Determine which lines of the records include the word "this", and copy them.

*** Rows

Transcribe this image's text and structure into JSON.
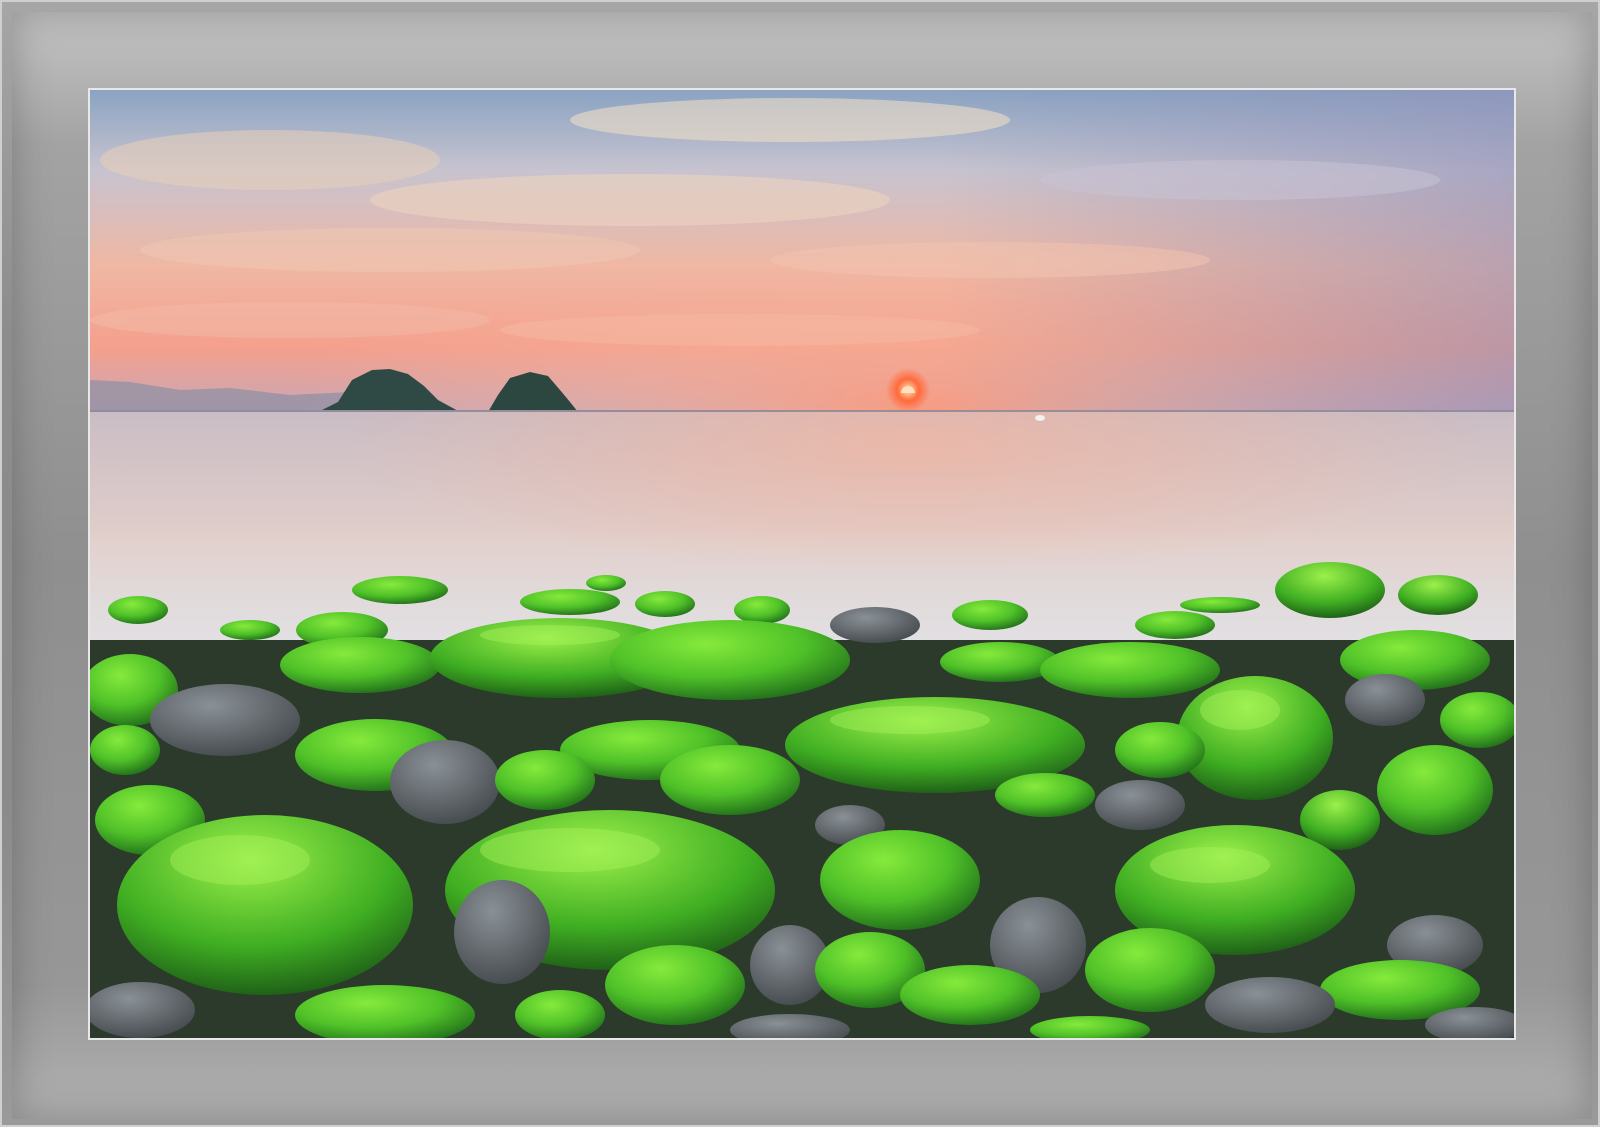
{
  "image": {
    "subject": "",
    "colors": {
      "frame_outer": "#8c8c8c",
      "frame_inner": "#a3a3a3",
      "mat_line": "#e8e8e8",
      "sky_top": "#8fa6c4",
      "sky_horizon": "#f3a78f",
      "sun": "#ff5a3c",
      "sea": "#d9c7c9",
      "moss": "#4fc72a",
      "stone": "#5f6468"
    }
  }
}
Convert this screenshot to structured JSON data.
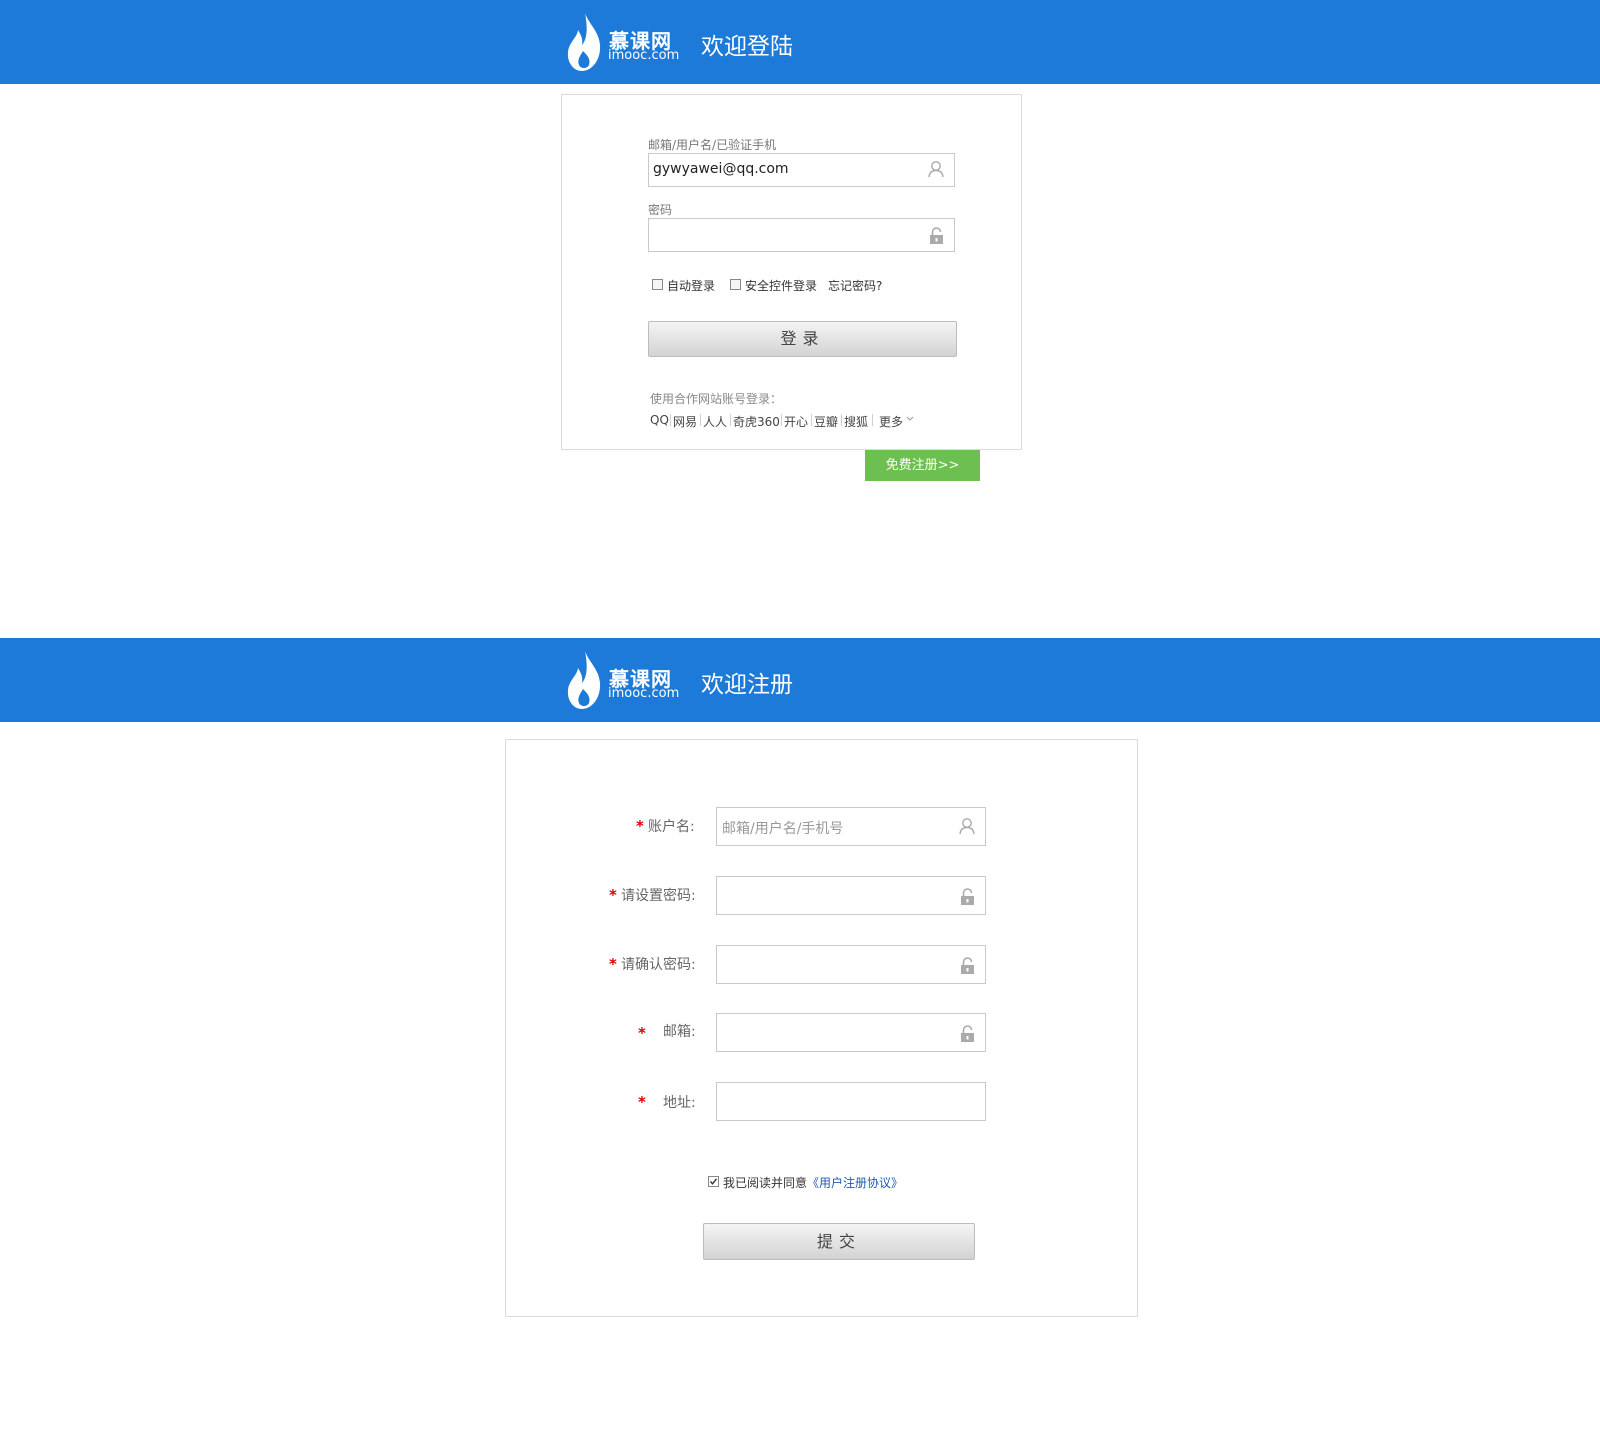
{
  "login": {
    "brand": {
      "name_cn": "慕课网",
      "name_en": "imooc.com"
    },
    "header_title": "欢迎登陆",
    "account_label": "邮箱/用户名/已验证手机",
    "account_value": "gywyawei@qq.com",
    "password_label": "密码",
    "auto_login": "自动登录",
    "secure_login": "安全控件登录",
    "forgot": "忘记密码?",
    "submit": "登录",
    "partner_label": "使用合作网站账号登录：",
    "partners": [
      "QQ",
      "网易",
      "人人",
      "奇虎360",
      "开心",
      "豆瓣",
      "搜狐",
      "更多"
    ],
    "register_link": "免费注册>>"
  },
  "register": {
    "brand": {
      "name_cn": "慕课网",
      "name_en": "imooc.com"
    },
    "header_title": "欢迎注册",
    "required_mark": "*",
    "fields": [
      {
        "label": "账户名:",
        "placeholder": "邮箱/用户名/手机号"
      },
      {
        "label": "请设置密码:",
        "placeholder": ""
      },
      {
        "label": "请确认密码:",
        "placeholder": ""
      },
      {
        "label": "邮箱:",
        "placeholder": ""
      },
      {
        "label": "地址:",
        "placeholder": ""
      }
    ],
    "agree_text": "我已阅读并同意",
    "agree_link": "《用户注册协议》",
    "submit": "提交"
  },
  "colors": {
    "header_bg": "#1e7ad8",
    "register_button": "#6cbf50",
    "required_star": "#dd0000",
    "agreement_link": "#1d5bb5"
  },
  "icons": [
    "flame-logo-icon",
    "user-icon",
    "lock-icon",
    "chevron-down-icon",
    "checkmark-icon"
  ]
}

******

• **Expected answer**:
Transcribe this image's text and structure into JSON.
Convert this screenshot to structured JSON data.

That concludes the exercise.